### EXERCICES À RÉALISER
- a) Recopiez sans rien modifier le passage de l'extrait sur Clemente Rovere qui commence par « Clemente Rovere a tout » et se termine par « la Maison Royale. ».
- b) D'après l'extrait sur Clemente Rovere, dans quelle ville et en quelle année Clemente Rovere est-il né ?
- c) Poursuivez la rédaction de l'extrait sur Clemente Rovere à partir de sa dernière phrase.

### EXTRAIT FOURNI

------------------------------------------------------------

1. Le curieux Clemente Rovere
Fonctionnaire zélé et estimé de la Maison de Savoie, couvert d‘éloges, décoré en 1854 par Emanuele II, il a côtoyé les princes Umberto et Amedeo de Savoie mais est toujours resté un peu « à côté », à la marge tant et si bien qu’après sa mort prématurée à l’âge de 53 ans ... tout le monde l’a oublié.(2)
Clemente Rovere a tout d’un personnage romanesque. Mais pas à la façon d’un Rastignac clamant «à nous deux Paris ! ». Loin de lui l’idée de lancer un «à nous deux Turin ! »
Né en 1807 à Dogliani au cœur du Piémont, il s’installe dès l’âge de 19 ans à Turin avec pour seule aspiration d’obtenir un modeste poste de copiste dans l’administration de la Maison Royale.
Devenu fonctionnaire, Clemente Rovere apporte un soin scrupuleux à son travail de catalogage des archives. Humble et consciencieux, il accomplit sa tâche avec un sérieux de greffier. Discret, il reste en marge. Il n’en cultive pas moins une passion secrète, le dessin. Depuis sa tendre enfance, il cultive cette obsession. Et il déclare dans ses notes qu’il attend patiemment le farniente des vacances d'automne – à l’époque, les vacances se faisaient en automne, afin de ne pas manquer la saison de la chasse - pour confier à son crayon ses impressions de voyageurs et donner libre cours à sa passion voire sa déraison . Car il y a effectivement de la folie chez ce héros discret. Comme Jules Verne qui s’était donné pour but d’écrire un roman par pays jusqu’à couvrir la totalité du globe, Clemente Rovere poursuit un but secret, un « grand œuvre », celui de parcourir systématiquement le Piémont ancien et moderne, de le représenter avec des données historiques et statistiques piochés dans les archives et de dessiner ville par ville, bâtiment par bâtiment, place après place l’ensemble du territoire de la Maison de Savoie.

------------------------------------------------------------

### DONNÉES FOURNIES
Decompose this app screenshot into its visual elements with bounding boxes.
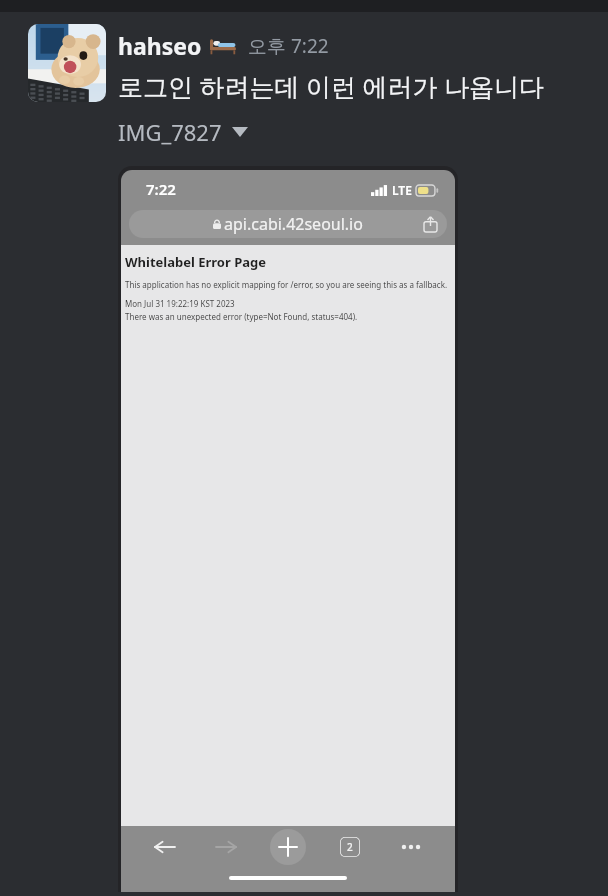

------------------------------------------------------------

### RÉSULTATS OBTENUS
- a)
Clemente Rovere a tout d’un personnage romanesque. Mais pas à la façon d’un Rastignac clamant «à nous deux Paris ! ». Loin de lui l’idée de lancer un «à nous deux Turin ! »
Né en 1807 à Dogliani au cœur du Piémont, il s’installe dès l’âge de 19 ans à Turin avec pour seule aspiration d’obtenir un modeste poste de copiste dans l’administration de la Maison Royale.

- b) Il est né à Dogliani, en 1807.

- c)
Son œuvre comporte plus de 600 lieux visités, des milliers d’esquisses, de dessins au crayon ou à la plume qui au final devaient rejoindre un projet colossal et couvrir près de 360 volumes. Son talent de dessinateur, sa grande expérience acquise dans les bibliothèques, ses dispositions pour la géographie obtenues par ses longues explorations du territoire font qu’on lui accorda rapidement des postes de confiance et des responsabilités. Ses dessins, sorte de recensement « visuel » des Etats de Savoie , le font remarquer et il est recruté comme membre correspondant de la Députation, puis présenté à Vittorio Emanuele II qui lui décerne une médaille d‘or et le charge d'accompagner ses deux fils dans les vallées piémontaises.
2. Les voyages de Clemente Rovere dans le Comté de Nice.
Ses voyages ne sont pas d’agrément mais entrent dans un programme et font partie de son « grand projet » commencé en 1826, celui de dessiner tous les territoires de la maison de Savoie (3) , de faire des dessins ou des esquisses dont il peaufinait les versions définitives une fois rentré à Turin.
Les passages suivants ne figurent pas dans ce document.